SUPPLIED ENTRIES —
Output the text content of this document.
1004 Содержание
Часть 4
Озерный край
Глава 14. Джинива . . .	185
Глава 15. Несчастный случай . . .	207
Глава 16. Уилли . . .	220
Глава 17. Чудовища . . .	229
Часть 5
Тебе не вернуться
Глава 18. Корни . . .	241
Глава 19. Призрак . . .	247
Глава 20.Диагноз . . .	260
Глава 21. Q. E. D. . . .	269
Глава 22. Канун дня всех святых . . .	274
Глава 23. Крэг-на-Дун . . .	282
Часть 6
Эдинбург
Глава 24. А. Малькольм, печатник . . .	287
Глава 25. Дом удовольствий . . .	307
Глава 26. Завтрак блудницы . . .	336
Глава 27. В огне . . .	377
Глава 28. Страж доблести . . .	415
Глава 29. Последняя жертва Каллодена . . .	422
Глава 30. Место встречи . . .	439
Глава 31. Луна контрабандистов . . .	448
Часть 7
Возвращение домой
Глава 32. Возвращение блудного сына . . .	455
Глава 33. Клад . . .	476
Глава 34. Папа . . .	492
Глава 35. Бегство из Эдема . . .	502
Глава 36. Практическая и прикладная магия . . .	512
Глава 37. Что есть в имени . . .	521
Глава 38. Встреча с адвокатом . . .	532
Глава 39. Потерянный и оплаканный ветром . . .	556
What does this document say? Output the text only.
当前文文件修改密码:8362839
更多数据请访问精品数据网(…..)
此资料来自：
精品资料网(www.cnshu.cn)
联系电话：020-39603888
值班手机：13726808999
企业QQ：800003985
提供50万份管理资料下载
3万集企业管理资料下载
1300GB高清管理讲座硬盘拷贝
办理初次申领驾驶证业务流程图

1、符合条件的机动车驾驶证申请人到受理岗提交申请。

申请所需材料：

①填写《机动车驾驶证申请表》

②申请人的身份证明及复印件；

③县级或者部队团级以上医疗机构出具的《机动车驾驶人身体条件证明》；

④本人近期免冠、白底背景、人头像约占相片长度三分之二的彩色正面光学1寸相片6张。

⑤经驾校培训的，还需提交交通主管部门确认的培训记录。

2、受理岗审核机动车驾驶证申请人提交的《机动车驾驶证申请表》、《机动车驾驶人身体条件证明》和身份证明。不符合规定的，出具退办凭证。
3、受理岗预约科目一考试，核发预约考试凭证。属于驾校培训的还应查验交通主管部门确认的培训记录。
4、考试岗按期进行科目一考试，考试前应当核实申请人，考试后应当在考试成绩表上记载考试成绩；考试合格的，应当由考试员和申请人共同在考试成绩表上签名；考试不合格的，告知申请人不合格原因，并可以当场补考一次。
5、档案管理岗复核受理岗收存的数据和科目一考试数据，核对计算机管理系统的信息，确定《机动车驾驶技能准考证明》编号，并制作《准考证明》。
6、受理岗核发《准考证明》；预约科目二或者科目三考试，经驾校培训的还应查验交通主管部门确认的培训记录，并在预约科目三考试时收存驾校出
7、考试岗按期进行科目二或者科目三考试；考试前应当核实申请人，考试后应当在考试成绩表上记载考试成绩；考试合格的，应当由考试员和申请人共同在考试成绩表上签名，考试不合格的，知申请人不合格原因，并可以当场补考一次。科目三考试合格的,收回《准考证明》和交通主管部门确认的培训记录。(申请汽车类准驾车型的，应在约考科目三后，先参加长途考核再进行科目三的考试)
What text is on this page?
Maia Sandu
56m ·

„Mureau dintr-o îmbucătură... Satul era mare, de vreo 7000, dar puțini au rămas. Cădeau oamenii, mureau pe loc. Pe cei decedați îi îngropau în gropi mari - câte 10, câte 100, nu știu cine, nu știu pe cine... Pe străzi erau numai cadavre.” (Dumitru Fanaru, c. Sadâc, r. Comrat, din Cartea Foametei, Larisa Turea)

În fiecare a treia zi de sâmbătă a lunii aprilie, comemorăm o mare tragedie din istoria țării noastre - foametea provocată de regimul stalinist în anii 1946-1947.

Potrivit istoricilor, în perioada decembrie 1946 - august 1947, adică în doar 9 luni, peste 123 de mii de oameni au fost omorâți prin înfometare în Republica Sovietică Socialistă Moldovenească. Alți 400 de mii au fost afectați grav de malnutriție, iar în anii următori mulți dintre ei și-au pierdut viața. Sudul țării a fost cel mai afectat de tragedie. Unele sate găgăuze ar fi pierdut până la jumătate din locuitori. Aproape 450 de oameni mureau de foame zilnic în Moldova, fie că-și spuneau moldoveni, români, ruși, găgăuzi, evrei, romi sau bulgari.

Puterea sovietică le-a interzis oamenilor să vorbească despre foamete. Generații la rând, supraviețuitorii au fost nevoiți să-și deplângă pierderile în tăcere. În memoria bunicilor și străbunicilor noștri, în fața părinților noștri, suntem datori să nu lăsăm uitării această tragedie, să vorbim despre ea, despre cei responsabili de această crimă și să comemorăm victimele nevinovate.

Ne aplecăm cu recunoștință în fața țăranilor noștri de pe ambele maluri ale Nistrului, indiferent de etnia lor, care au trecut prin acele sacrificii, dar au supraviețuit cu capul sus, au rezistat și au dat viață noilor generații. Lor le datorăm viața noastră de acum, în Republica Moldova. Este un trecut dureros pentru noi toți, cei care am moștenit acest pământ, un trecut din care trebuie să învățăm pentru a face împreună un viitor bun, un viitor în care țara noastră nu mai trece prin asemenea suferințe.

EXERCISE OBJECTIVE — Report only the number of lines in the listing that contain the word "考试合格的".

RESULT — 2